§ **Work instructions**:
Report how many lines of the records below include the word "Jason". Give nothing but the number.

(Dataset items)
....................

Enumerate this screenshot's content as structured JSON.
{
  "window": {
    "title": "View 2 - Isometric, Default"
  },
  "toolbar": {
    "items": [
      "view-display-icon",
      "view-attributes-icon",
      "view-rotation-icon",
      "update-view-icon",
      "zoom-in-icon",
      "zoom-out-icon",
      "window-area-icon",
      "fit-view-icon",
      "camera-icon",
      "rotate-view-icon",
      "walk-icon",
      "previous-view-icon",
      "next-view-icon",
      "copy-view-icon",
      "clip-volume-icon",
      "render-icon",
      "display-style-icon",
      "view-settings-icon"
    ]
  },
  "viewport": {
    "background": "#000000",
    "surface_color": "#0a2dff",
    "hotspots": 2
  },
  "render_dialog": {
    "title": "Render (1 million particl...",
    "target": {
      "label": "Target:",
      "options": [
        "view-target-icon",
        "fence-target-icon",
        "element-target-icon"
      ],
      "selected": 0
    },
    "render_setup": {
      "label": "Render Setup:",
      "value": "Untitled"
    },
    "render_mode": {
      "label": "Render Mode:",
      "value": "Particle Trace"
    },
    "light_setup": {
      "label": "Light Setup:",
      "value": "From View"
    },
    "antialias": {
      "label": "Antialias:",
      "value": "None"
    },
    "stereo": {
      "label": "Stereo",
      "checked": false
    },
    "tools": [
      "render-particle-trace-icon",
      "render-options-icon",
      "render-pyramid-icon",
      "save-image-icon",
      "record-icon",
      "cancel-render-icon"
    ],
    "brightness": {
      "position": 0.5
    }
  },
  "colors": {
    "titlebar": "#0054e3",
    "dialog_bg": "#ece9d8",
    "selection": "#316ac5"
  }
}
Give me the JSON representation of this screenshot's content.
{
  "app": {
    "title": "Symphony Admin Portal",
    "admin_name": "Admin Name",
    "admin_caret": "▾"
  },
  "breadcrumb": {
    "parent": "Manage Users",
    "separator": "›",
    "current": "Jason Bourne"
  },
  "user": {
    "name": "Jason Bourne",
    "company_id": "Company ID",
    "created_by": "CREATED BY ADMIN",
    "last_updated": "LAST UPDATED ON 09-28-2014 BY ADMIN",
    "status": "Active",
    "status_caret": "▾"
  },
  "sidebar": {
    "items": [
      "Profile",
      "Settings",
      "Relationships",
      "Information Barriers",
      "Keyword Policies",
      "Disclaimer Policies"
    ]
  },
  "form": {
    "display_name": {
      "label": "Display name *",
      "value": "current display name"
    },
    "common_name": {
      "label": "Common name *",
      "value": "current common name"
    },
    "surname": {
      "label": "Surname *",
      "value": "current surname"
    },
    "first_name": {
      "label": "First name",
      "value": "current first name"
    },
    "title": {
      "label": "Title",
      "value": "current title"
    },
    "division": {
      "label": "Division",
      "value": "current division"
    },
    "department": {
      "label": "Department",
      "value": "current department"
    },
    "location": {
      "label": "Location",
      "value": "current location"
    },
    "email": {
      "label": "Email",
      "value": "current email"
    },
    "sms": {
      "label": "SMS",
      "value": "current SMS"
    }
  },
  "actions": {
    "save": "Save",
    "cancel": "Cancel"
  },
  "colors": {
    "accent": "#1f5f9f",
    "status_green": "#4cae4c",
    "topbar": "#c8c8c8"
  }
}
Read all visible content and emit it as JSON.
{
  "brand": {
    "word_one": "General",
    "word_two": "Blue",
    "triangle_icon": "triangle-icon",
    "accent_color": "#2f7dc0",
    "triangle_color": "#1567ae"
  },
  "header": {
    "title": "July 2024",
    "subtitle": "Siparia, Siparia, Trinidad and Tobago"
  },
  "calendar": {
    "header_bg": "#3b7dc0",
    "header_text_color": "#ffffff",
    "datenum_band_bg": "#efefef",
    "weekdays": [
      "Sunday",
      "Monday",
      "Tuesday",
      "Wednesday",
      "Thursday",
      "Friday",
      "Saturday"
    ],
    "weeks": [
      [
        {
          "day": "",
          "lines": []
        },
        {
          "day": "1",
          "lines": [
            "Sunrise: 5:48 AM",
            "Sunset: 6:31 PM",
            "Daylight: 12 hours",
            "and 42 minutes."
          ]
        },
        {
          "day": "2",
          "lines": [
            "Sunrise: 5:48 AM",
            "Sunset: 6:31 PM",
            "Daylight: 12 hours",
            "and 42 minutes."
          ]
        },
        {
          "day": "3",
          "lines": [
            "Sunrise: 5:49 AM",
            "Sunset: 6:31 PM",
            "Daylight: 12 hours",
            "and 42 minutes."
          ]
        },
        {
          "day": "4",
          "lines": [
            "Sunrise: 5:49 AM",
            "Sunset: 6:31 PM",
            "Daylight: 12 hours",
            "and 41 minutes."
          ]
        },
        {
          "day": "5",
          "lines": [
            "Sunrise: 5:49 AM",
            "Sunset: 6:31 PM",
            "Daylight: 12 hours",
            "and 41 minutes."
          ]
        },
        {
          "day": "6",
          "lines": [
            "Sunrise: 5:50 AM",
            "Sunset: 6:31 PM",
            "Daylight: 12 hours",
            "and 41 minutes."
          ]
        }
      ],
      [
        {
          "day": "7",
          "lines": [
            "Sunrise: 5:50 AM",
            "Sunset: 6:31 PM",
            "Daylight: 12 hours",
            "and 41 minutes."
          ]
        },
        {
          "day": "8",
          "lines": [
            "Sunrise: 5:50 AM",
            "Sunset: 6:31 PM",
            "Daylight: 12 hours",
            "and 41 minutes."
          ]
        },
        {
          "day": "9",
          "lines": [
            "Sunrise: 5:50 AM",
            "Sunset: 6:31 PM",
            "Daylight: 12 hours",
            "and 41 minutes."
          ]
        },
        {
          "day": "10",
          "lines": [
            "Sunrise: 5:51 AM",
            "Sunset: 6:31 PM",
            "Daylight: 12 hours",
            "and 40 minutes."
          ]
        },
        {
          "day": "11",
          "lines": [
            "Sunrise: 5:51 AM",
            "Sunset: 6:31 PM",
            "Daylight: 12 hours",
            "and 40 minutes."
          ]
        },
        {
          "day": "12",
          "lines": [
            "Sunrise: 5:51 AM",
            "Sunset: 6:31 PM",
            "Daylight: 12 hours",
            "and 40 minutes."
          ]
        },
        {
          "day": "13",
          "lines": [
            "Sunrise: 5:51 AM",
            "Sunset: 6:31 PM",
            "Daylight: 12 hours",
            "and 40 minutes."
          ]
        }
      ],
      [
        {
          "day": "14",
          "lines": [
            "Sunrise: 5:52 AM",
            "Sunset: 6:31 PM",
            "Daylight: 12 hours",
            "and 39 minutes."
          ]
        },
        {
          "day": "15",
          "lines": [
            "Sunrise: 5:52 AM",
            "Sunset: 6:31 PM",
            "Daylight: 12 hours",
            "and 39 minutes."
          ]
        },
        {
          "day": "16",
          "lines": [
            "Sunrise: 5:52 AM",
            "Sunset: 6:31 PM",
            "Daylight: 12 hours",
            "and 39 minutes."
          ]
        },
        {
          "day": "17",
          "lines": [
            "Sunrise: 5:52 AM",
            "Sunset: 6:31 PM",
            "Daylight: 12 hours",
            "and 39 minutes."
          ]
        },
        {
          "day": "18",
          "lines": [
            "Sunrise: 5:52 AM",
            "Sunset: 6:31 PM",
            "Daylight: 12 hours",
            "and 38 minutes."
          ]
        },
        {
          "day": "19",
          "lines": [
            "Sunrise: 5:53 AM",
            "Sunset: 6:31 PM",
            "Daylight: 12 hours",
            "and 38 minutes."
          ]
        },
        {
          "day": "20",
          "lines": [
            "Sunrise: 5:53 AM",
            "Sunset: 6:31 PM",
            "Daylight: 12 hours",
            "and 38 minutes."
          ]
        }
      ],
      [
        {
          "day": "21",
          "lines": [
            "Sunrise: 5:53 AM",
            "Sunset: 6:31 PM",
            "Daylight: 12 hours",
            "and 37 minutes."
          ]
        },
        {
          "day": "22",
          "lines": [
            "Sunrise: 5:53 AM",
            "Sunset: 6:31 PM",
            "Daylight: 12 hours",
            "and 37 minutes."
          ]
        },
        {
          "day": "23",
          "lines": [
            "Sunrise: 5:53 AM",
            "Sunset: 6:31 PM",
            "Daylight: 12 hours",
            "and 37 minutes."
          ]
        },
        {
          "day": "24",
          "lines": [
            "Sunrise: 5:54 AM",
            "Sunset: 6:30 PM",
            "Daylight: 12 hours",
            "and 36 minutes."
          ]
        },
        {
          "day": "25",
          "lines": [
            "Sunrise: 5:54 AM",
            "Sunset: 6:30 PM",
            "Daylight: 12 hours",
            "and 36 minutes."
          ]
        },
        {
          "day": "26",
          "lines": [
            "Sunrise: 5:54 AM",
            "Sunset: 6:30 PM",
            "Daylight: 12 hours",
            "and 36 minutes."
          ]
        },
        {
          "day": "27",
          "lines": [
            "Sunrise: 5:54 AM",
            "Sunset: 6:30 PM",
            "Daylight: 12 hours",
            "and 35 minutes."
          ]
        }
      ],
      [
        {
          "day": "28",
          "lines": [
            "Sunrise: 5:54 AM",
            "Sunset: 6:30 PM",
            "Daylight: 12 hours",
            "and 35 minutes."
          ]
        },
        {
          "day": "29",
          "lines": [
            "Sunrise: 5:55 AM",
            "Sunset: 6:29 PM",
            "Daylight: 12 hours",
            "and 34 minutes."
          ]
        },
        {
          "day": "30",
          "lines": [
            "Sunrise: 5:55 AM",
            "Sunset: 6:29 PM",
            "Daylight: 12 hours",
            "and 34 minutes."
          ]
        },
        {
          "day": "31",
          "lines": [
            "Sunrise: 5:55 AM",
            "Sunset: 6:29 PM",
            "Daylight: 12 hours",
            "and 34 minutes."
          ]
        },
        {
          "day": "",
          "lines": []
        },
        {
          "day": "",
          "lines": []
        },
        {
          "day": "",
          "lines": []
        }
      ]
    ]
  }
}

....................

§ **The output**:
2